>> START Exercise materials

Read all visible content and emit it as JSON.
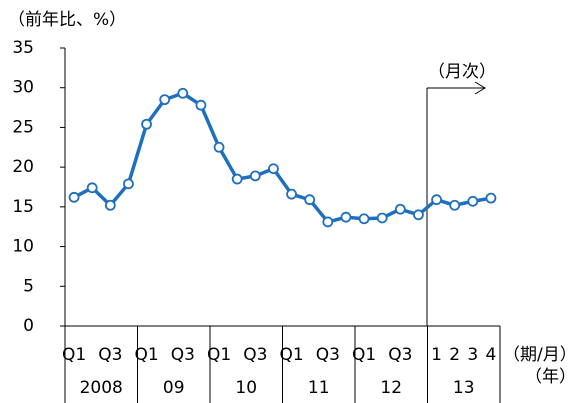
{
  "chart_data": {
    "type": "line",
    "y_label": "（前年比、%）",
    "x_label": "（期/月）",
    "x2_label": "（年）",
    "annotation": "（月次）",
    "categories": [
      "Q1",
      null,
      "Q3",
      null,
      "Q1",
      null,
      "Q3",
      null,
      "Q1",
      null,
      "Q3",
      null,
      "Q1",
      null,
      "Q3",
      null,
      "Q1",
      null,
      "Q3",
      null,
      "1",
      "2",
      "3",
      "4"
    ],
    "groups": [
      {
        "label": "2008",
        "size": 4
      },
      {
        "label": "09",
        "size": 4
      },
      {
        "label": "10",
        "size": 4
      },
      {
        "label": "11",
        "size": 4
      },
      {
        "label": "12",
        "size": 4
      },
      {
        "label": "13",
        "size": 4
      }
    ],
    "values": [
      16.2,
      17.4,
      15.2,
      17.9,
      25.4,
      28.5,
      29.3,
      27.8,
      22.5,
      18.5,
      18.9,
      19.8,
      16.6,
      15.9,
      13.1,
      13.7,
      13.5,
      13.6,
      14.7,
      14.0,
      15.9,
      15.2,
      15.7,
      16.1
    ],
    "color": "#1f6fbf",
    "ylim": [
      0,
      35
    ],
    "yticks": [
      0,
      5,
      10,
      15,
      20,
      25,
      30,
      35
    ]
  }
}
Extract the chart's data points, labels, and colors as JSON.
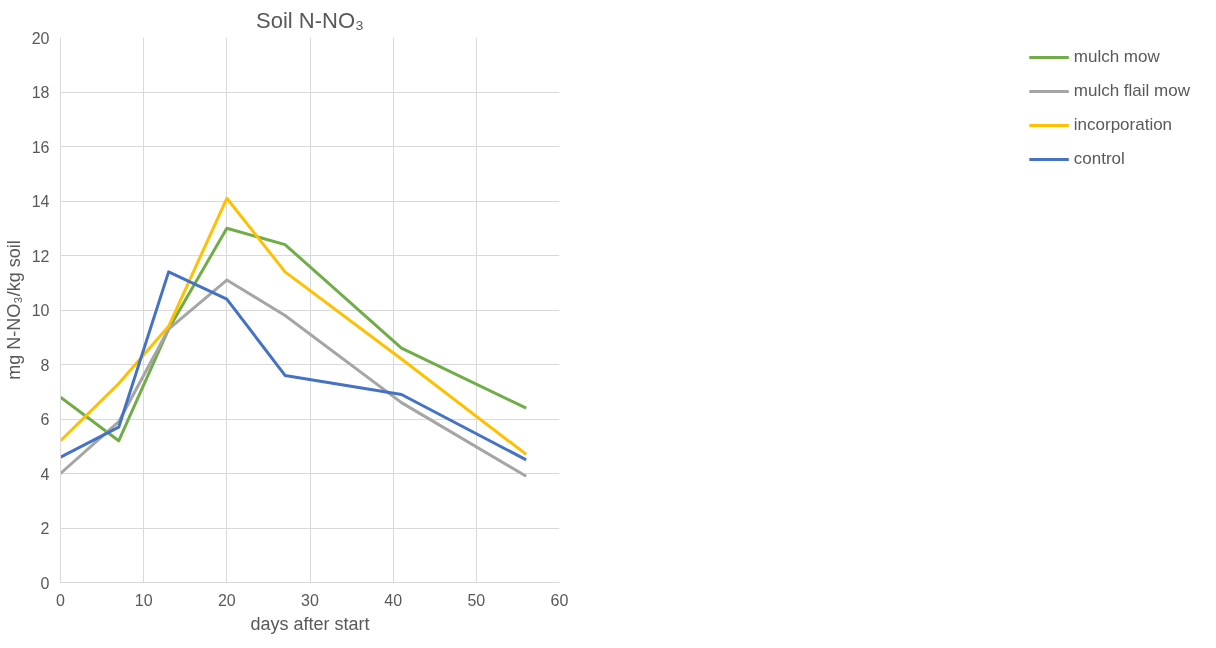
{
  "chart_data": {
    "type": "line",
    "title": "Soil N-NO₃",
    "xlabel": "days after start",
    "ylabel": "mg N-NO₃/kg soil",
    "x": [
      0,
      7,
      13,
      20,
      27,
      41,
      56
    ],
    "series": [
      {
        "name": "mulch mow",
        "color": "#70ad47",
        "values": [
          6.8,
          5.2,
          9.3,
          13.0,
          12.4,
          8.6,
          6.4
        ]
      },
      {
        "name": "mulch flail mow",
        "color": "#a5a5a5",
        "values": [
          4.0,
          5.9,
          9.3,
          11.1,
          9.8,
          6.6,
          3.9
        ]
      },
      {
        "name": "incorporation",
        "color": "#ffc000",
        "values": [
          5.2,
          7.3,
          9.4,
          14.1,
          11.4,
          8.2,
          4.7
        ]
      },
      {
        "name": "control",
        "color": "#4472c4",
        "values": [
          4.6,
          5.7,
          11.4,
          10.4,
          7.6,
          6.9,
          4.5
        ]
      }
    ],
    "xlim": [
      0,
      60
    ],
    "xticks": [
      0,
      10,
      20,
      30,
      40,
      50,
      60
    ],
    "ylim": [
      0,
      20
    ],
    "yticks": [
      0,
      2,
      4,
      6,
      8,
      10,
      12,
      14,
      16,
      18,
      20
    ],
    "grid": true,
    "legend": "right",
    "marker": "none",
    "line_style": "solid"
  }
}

>> END Exercise materials
>> START Exercise materials

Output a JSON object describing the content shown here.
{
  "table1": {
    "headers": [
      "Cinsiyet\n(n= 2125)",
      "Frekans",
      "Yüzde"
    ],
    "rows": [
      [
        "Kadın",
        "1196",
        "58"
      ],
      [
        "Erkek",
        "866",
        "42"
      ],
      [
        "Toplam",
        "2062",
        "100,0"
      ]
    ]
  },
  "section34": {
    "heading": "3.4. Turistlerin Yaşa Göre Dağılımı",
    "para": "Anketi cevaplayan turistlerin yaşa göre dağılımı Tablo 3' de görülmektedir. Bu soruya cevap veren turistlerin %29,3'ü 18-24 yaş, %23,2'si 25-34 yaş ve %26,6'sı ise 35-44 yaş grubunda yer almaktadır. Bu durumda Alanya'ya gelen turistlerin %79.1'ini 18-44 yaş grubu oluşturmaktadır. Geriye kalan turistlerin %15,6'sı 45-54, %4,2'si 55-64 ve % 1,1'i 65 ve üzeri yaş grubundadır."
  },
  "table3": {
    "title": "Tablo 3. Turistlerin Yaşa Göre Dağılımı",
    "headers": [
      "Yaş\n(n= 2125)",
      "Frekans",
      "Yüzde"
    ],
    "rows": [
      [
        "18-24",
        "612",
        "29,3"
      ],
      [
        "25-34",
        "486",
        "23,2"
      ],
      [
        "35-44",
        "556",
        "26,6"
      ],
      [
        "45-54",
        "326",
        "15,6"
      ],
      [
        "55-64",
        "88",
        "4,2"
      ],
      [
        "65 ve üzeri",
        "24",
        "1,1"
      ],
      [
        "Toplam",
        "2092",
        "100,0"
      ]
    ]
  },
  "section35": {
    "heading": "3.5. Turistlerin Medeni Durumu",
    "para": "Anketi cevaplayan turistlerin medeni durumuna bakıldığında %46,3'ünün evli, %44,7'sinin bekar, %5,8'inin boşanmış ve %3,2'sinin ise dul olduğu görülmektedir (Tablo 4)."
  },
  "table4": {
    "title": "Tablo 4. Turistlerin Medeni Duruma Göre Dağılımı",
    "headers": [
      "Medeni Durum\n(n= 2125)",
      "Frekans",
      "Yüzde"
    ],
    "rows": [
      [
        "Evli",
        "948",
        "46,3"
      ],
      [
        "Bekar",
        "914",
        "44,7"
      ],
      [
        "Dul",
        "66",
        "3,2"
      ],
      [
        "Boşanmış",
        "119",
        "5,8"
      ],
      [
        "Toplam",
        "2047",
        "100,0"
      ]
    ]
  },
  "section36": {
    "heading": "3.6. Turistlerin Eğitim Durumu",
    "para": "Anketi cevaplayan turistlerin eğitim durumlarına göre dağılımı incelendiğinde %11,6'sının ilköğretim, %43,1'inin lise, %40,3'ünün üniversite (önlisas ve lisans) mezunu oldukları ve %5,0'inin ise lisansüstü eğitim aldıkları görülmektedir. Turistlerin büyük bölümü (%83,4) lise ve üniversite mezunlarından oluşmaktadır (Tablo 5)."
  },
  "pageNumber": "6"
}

>> END Exercise materials

Say how many lines of the data include the word "title". Respond with the number alone.

3